- **Stated exercise**: Pick out every line that holds the string "color" and copy it.

START Input

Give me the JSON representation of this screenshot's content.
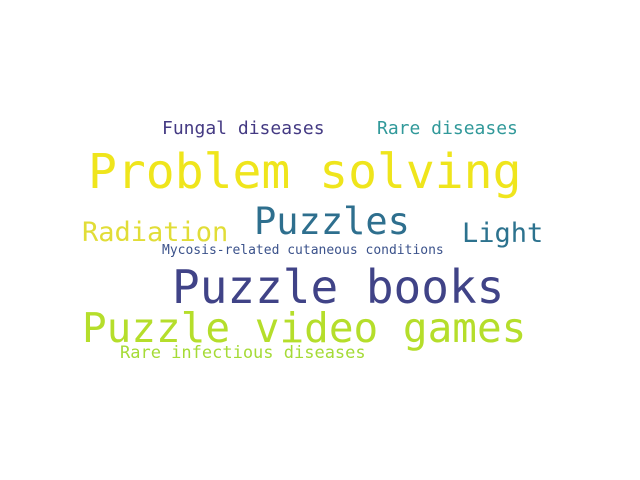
{
  "words": [
    {
      "text": "Fungal diseases",
      "color": "#443a83"
    },
    {
      "text": "Rare diseases",
      "color": "#31999a"
    },
    {
      "text": "Problem solving",
      "color": "#efe51c"
    },
    {
      "text": "Radiation",
      "color": "#e1dd37"
    },
    {
      "text": "Puzzles",
      "color": "#2e6f8e"
    },
    {
      "text": "Light",
      "color": "#2c728e"
    },
    {
      "text": "Mycosis-related cutaneous conditions",
      "color": "#3b528b"
    },
    {
      "text": "Puzzle books",
      "color": "#404387"
    },
    {
      "text": "Puzzle video games",
      "color": "#b5de2b"
    },
    {
      "text": "Rare infectious diseases",
      "color": "#a5db36"
    }
  ]
}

END Input

- **Exercise result**:
      "color": "#443a83"
      "color": "#31999a"
      "color": "#efe51c"
      "color": "#e1dd37"
      "color": "#2e6f8e"
      "color": "#2c728e"
      "color": "#3b528b"
      "color": "#404387"
      "color": "#b5de2b"
      "color": "#a5db36"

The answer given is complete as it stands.